- _Objective_
Copy the listing verbatim, excluding any images found in it.

- _Provided information_
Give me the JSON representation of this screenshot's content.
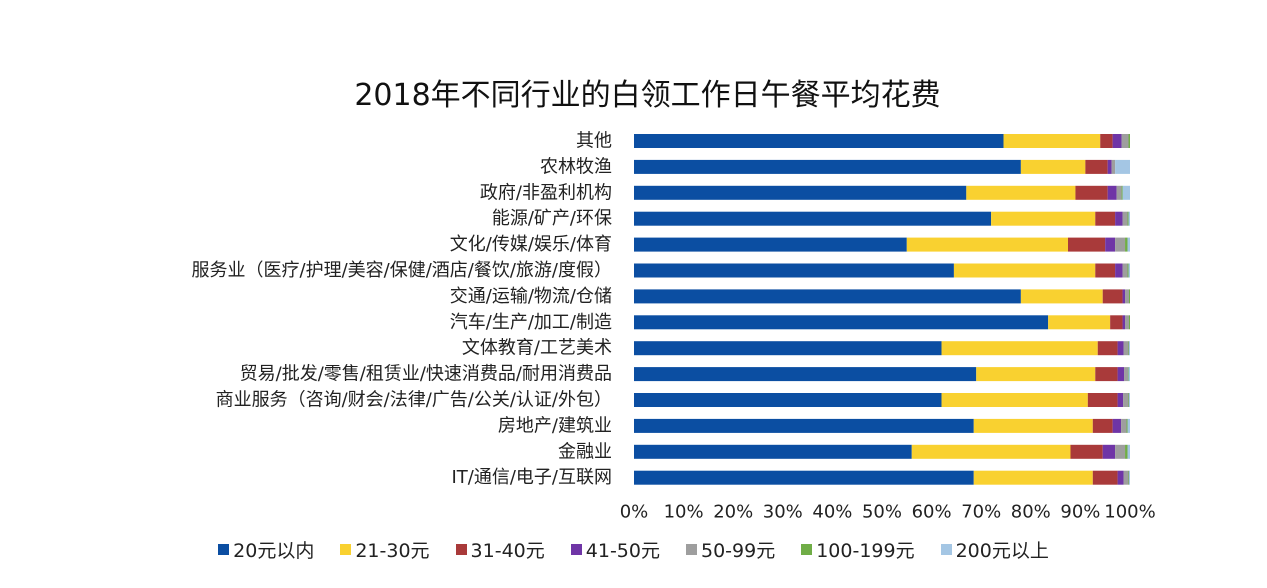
{
  "chart_data": {
    "type": "bar",
    "orientation": "horizontal",
    "stacked": "percent",
    "title": "2018年不同行业的白领工作日午餐平均花费",
    "categories": [
      "其他",
      "农林牧渔",
      "政府/非盈利机构",
      "能源/矿产/环保",
      "文化/传媒/娱乐/体育",
      "服务业（医疗/护理/美容/保健/酒店/餐饮/旅游/度假）",
      "交通/运输/物流/仓储",
      "汽车/生产/加工/制造",
      "文体教育/工艺美术",
      "贸易/批发/零售/租赁业/快速消费品/耐用消费品",
      "商业服务（咨询/财会/法律/广告/公关/认证/外包）",
      "房地产/建筑业",
      "金融业",
      "IT/通信/电子/互联网"
    ],
    "series": [
      {
        "name": "20元以内",
        "color": "#0b4ea2",
        "values": [
          74.5,
          78.0,
          67.0,
          72.0,
          55.0,
          64.5,
          78.0,
          83.5,
          62.0,
          69.0,
          62.0,
          68.5,
          56.0,
          68.5
        ]
      },
      {
        "name": "21-30元",
        "color": "#f9d130",
        "values": [
          19.5,
          13.0,
          22.0,
          21.0,
          32.5,
          28.5,
          16.5,
          12.5,
          31.5,
          24.0,
          29.5,
          24.0,
          32.0,
          24.0
        ]
      },
      {
        "name": "31-40元",
        "color": "#a93a3a",
        "values": [
          2.5,
          4.5,
          6.5,
          4.0,
          7.5,
          4.0,
          4.0,
          2.5,
          4.0,
          4.5,
          6.0,
          4.0,
          6.5,
          5.0
        ]
      },
      {
        "name": "41-50元",
        "color": "#6f35a6",
        "values": [
          1.8,
          0.8,
          1.8,
          1.5,
          2.0,
          1.5,
          0.5,
          0.5,
          1.2,
          1.3,
          1.1,
          1.7,
          2.5,
          1.2
        ]
      },
      {
        "name": "50-99元",
        "color": "#9e9e9e",
        "values": [
          1.4,
          0.7,
          1.0,
          1.0,
          2.0,
          1.0,
          0.8,
          0.8,
          1.0,
          0.8,
          1.1,
          1.1,
          2.0,
          1.0
        ]
      },
      {
        "name": "100-199元",
        "color": "#70ad47",
        "values": [
          0.3,
          0.0,
          0.2,
          0.2,
          0.5,
          0.2,
          0.2,
          0.2,
          0.1,
          0.1,
          0.1,
          0.2,
          0.5,
          0.1
        ]
      },
      {
        "name": "200元以上",
        "color": "#a4c6e4",
        "values": [
          0.0,
          3.0,
          1.5,
          0.3,
          0.5,
          0.3,
          0.0,
          0.0,
          0.2,
          0.3,
          0.2,
          0.5,
          0.5,
          0.2
        ]
      }
    ],
    "xlim": [
      0,
      100
    ],
    "xticks": [
      "0%",
      "10%",
      "20%",
      "30%",
      "40%",
      "50%",
      "60%",
      "70%",
      "80%",
      "90%",
      "100%"
    ],
    "grid": false,
    "legend_position": "bottom"
  }
}
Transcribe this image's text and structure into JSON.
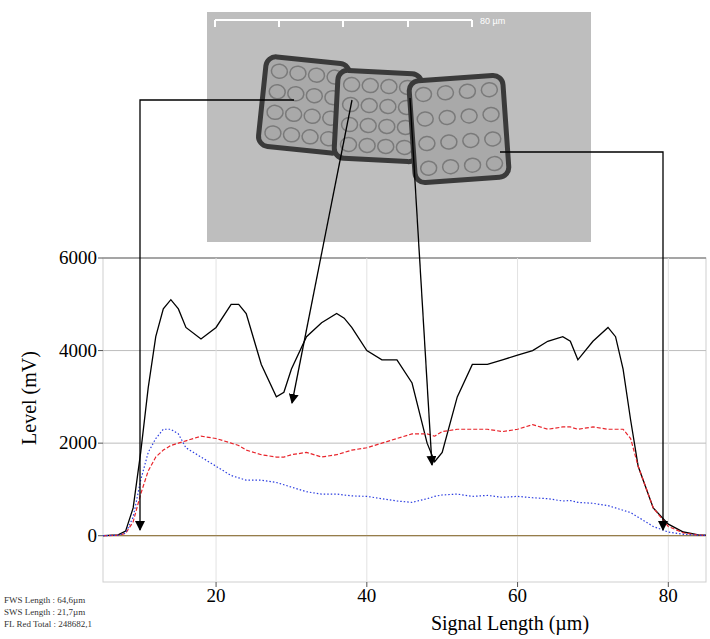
{
  "chart_data": {
    "type": "line",
    "x_label": "Signal Length (µm)",
    "y_label": "Level (mV)",
    "x": [
      5,
      7,
      8,
      9,
      10,
      11,
      12,
      13,
      14,
      15,
      16,
      18,
      20,
      22,
      23,
      24,
      26,
      28,
      29,
      30,
      32,
      34,
      36,
      37,
      38,
      40,
      42,
      44,
      46,
      48,
      49,
      50,
      52,
      54,
      56,
      58,
      60,
      62,
      64,
      66,
      67,
      68,
      70,
      72,
      73,
      74,
      75,
      76,
      78,
      80,
      82,
      84,
      85
    ],
    "series": [
      {
        "color": "#000000",
        "line_style": "solid",
        "values": [
          0,
          20,
          100,
          600,
          1800,
          3200,
          4300,
          4900,
          5100,
          4900,
          4500,
          4250,
          4500,
          5000,
          5000,
          4800,
          3700,
          3000,
          3100,
          3600,
          4300,
          4600,
          4800,
          4700,
          4500,
          4000,
          3800,
          3800,
          3300,
          2000,
          1600,
          1800,
          3000,
          3700,
          3700,
          3800,
          3900,
          4000,
          4200,
          4300,
          4200,
          3800,
          4200,
          4500,
          4300,
          3600,
          2500,
          1500,
          600,
          250,
          80,
          20,
          10
        ]
      },
      {
        "color": "#e8242b",
        "line_style": "dashed",
        "values": [
          0,
          10,
          50,
          300,
          900,
          1400,
          1700,
          1850,
          1950,
          2000,
          2050,
          2150,
          2100,
          2000,
          1950,
          1850,
          1750,
          1700,
          1700,
          1750,
          1800,
          1700,
          1750,
          1800,
          1850,
          1900,
          2000,
          2100,
          2200,
          2200,
          2150,
          2250,
          2300,
          2300,
          2300,
          2250,
          2300,
          2400,
          2300,
          2350,
          2350,
          2300,
          2350,
          2300,
          2300,
          2300,
          2100,
          1500,
          600,
          200,
          60,
          15,
          5
        ]
      },
      {
        "color": "#2b3de0",
        "line_style": "dotted",
        "values": [
          0,
          10,
          60,
          400,
          1200,
          1800,
          2100,
          2300,
          2300,
          2200,
          1900,
          1700,
          1500,
          1300,
          1250,
          1200,
          1200,
          1150,
          1100,
          1050,
          950,
          900,
          900,
          880,
          860,
          850,
          800,
          750,
          720,
          800,
          850,
          880,
          900,
          850,
          870,
          830,
          850,
          820,
          800,
          750,
          760,
          720,
          700,
          650,
          600,
          550,
          500,
          400,
          200,
          80,
          30,
          10,
          5
        ]
      }
    ],
    "xlim": [
      5,
      85
    ],
    "ylim": [
      -1000,
      6000
    ],
    "xticks": [
      20,
      40,
      60,
      80
    ],
    "yticks": [
      0,
      2000,
      4000,
      6000
    ],
    "grid": true,
    "annotations": [
      "FWS Length : 64,6µm",
      "SWS Length : 21,7µm",
      "FL Red Total : 248682,1"
    ]
  },
  "micrograph": {
    "scale_bar_label": "80 µm"
  }
}
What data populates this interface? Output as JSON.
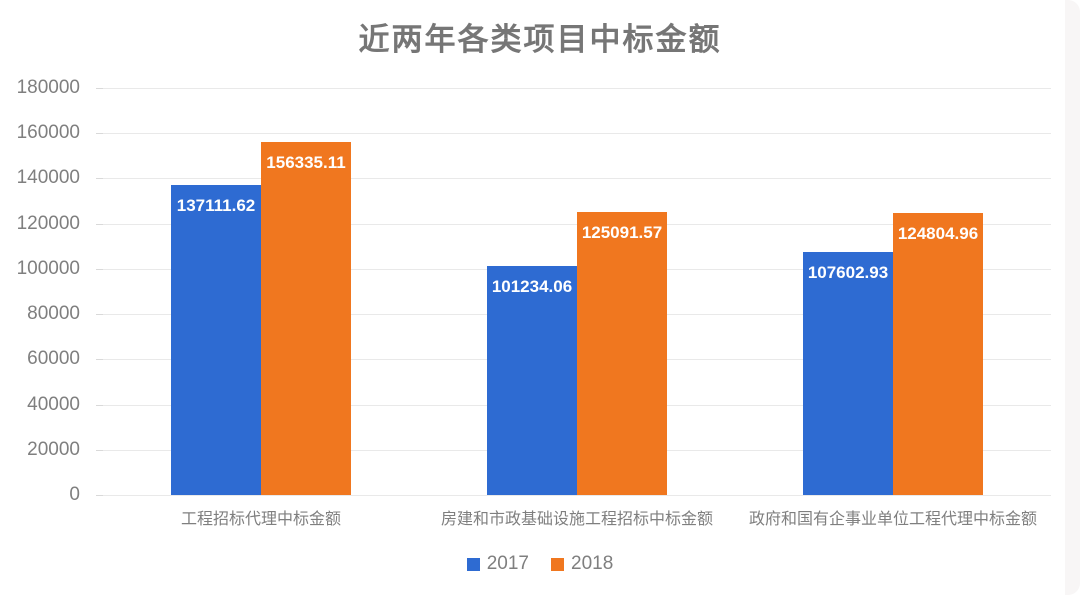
{
  "chart_data": {
    "type": "bar",
    "title": "近两年各类项目中标金额",
    "categories": [
      "工程招标代理中标金额",
      "房建和市政基础设施工程招标中标金额",
      "政府和国有企事业单位工程代理中标金额"
    ],
    "series": [
      {
        "name": "2017",
        "color": "#2e6bd2",
        "values": [
          137111.62,
          101234.06,
          107602.93
        ],
        "value_labels": [
          "137111.62",
          "101234.06",
          "107602.93"
        ]
      },
      {
        "name": "2018",
        "color": "#f0771f",
        "values": [
          156335.11,
          125091.57,
          124804.96
        ],
        "value_labels": [
          "156335.11",
          "125091.57",
          "124804.96"
        ]
      }
    ],
    "ylim": [
      0,
      180000
    ],
    "ytick_step": 20000,
    "ytick_labels": [
      "0",
      "20000",
      "40000",
      "60000",
      "80000",
      "100000",
      "120000",
      "140000",
      "160000",
      "180000"
    ],
    "grid": true,
    "legend_position": "bottom",
    "value_label_position": "inside-top",
    "colors": {
      "title_text": "#767676",
      "axis_text": "#7f7f7f",
      "gridline": "#e9e9e9",
      "tick": "#d9d9d9",
      "bar_label_text": "#ffffff",
      "background": "#ffffff"
    }
  }
}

- _Correct answer_
Give me the JSON representation of this screenshot's content.
{
  "chart_data": {
    "type": "bar",
    "orientation": "horizontal",
    "stacked": "percent",
    "title": "2018年不同行业的白领工作日午餐平均花费",
    "categories": [
      "其他",
      "农林牧渔",
      "政府/非盈利机构",
      "能源/矿产/环保",
      "文化/传媒/娱乐/体育",
      "服务业（医疗/护理/美容/保健/酒店/餐饮/旅游/度假）",
      "交通/运输/物流/仓储",
      "汽车/生产/加工/制造",
      "文体教育/工艺美术",
      "贸易/批发/零售/租赁业/快速消费品/耐用消费品",
      "商业服务（咨询/财会/法律/广告/公关/认证/外包）",
      "房地产/建筑业",
      "金融业",
      "IT/通信/电子/互联网"
    ],
    "series": [
      {
        "name": "20元以内",
        "color": "#0b4ea2",
        "values": [
          74.5,
          78.0,
          67.0,
          72.0,
          55.0,
          64.5,
          78.0,
          83.5,
          62.0,
          69.0,
          62.0,
          68.5,
          56.0,
          68.5
        ]
      },
      {
        "name": "21-30元",
        "color": "#f9d130",
        "values": [
          19.5,
          13.0,
          22.0,
          21.0,
          32.5,
          28.5,
          16.5,
          12.5,
          31.5,
          24.0,
          29.5,
          24.0,
          32.0,
          24.0
        ]
      },
      {
        "name": "31-40元",
        "color": "#a93a3a",
        "values": [
          2.5,
          4.5,
          6.5,
          4.0,
          7.5,
          4.0,
          4.0,
          2.5,
          4.0,
          4.5,
          6.0,
          4.0,
          6.5,
          5.0
        ]
      },
      {
        "name": "41-50元",
        "color": "#6f35a6",
        "values": [
          1.8,
          0.8,
          1.8,
          1.5,
          2.0,
          1.5,
          0.5,
          0.5,
          1.2,
          1.3,
          1.1,
          1.7,
          2.5,
          1.2
        ]
      },
      {
        "name": "50-99元",
        "color": "#9e9e9e",
        "values": [
          1.4,
          0.7,
          1.0,
          1.0,
          2.0,
          1.0,
          0.8,
          0.8,
          1.0,
          0.8,
          1.1,
          1.1,
          2.0,
          1.0
        ]
      },
      {
        "name": "100-199元",
        "color": "#70ad47",
        "values": [
          0.3,
          0.0,
          0.2,
          0.2,
          0.5,
          0.2,
          0.2,
          0.2,
          0.1,
          0.1,
          0.1,
          0.2,
          0.5,
          0.1
        ]
      },
      {
        "name": "200元以上",
        "color": "#a4c6e4",
        "values": [
          0.0,
          3.0,
          1.5,
          0.3,
          0.5,
          0.3,
          0.0,
          0.0,
          0.2,
          0.3,
          0.2,
          0.5,
          0.5,
          0.2
        ]
      }
    ],
    "xlim": [
      0,
      100
    ],
    "xticks": [
      "0%",
      "10%",
      "20%",
      "30%",
      "40%",
      "50%",
      "60%",
      "70%",
      "80%",
      "90%",
      "100%"
    ],
    "grid": false,
    "legend_position": "bottom"
  }
}
Transcribe this image's text and structure into JSON.
{
  "chart_data": {
    "type": "line",
    "x_label": "Signal Length (µm)",
    "y_label": "Level (mV)",
    "x": [
      5,
      7,
      8,
      9,
      10,
      11,
      12,
      13,
      14,
      15,
      16,
      18,
      20,
      22,
      23,
      24,
      26,
      28,
      29,
      30,
      32,
      34,
      36,
      37,
      38,
      40,
      42,
      44,
      46,
      48,
      49,
      50,
      52,
      54,
      56,
      58,
      60,
      62,
      64,
      66,
      67,
      68,
      70,
      72,
      73,
      74,
      75,
      76,
      78,
      80,
      82,
      84,
      85
    ],
    "series": [
      {
        "color": "#000000",
        "line_style": "solid",
        "values": [
          0,
          20,
          100,
          600,
          1800,
          3200,
          4300,
          4900,
          5100,
          4900,
          4500,
          4250,
          4500,
          5000,
          5000,
          4800,
          3700,
          3000,
          3100,
          3600,
          4300,
          4600,
          4800,
          4700,
          4500,
          4000,
          3800,
          3800,
          3300,
          2000,
          1600,
          1800,
          3000,
          3700,
          3700,
          3800,
          3900,
          4000,
          4200,
          4300,
          4200,
          3800,
          4200,
          4500,
          4300,
          3600,
          2500,
          1500,
          600,
          250,
          80,
          20,
          10
        ]
      },
      {
        "color": "#e8242b",
        "line_style": "dashed",
        "values": [
          0,
          10,
          50,
          300,
          900,
          1400,
          1700,
          1850,
          1950,
          2000,
          2050,
          2150,
          2100,
          2000,
          1950,
          1850,
          1750,
          1700,
          1700,
          1750,
          1800,
          1700,
          1750,
          1800,
          1850,
          1900,
          2000,
          2100,
          2200,
          2200,
          2150,
          2250,
          2300,
          2300,
          2300,
          2250,
          2300,
          2400,
          2300,
          2350,
          2350,
          2300,
          2350,
          2300,
          2300,
          2300,
          2100,
          1500,
          600,
          200,
          60,
          15,
          5
        ]
      },
      {
        "color": "#2b3de0",
        "line_style": "dotted",
        "values": [
          0,
          10,
          60,
          400,
          1200,
          1800,
          2100,
          2300,
          2300,
          2200,
          1900,
          1700,
          1500,
          1300,
          1250,
          1200,
          1200,
          1150,
          1100,
          1050,
          950,
          900,
          900,
          880,
          860,
          850,
          800,
          750,
          720,
          800,
          850,
          880,
          900,
          850,
          870,
          830,
          850,
          820,
          800,
          750,
          760,
          720,
          700,
          650,
          600,
          550,
          500,
          400,
          200,
          80,
          30,
          10,
          5
        ]
      }
    ],
    "xlim": [
      5,
      85
    ],
    "ylim": [
      -1000,
      6000
    ],
    "xticks": [
      20,
      40,
      60,
      80
    ],
    "yticks": [
      0,
      2000,
      4000,
      6000
    ],
    "grid": true,
    "annotations": [
      "FWS Length : 64,6µm",
      "SWS Length : 21,7µm",
      "FL Red Total : 248682,1"
    ]
  },
  "micrograph": {
    "scale_bar_label": "80 µm"
  }
}
What data populates this interface? Output as JSON.
{
  "chart_data": {
    "type": "bar",
    "title": "近两年各类项目中标金额",
    "categories": [
      "工程招标代理中标金额",
      "房建和市政基础设施工程招标中标金额",
      "政府和国有企事业单位工程代理中标金额"
    ],
    "series": [
      {
        "name": "2017",
        "color": "#2e6bd2",
        "values": [
          137111.62,
          101234.06,
          107602.93
        ],
        "value_labels": [
          "137111.62",
          "101234.06",
          "107602.93"
        ]
      },
      {
        "name": "2018",
        "color": "#f0771f",
        "values": [
          156335.11,
          125091.57,
          124804.96
        ],
        "value_labels": [
          "156335.11",
          "125091.57",
          "124804.96"
        ]
      }
    ],
    "ylim": [
      0,
      180000
    ],
    "ytick_step": 20000,
    "ytick_labels": [
      "0",
      "20000",
      "40000",
      "60000",
      "80000",
      "100000",
      "120000",
      "140000",
      "160000",
      "180000"
    ],
    "grid": true,
    "legend_position": "bottom",
    "value_label_position": "inside-top",
    "colors": {
      "title_text": "#767676",
      "axis_text": "#7f7f7f",
      "gridline": "#e9e9e9",
      "tick": "#d9d9d9",
      "bar_label_text": "#ffffff",
      "background": "#ffffff"
    }
  }
}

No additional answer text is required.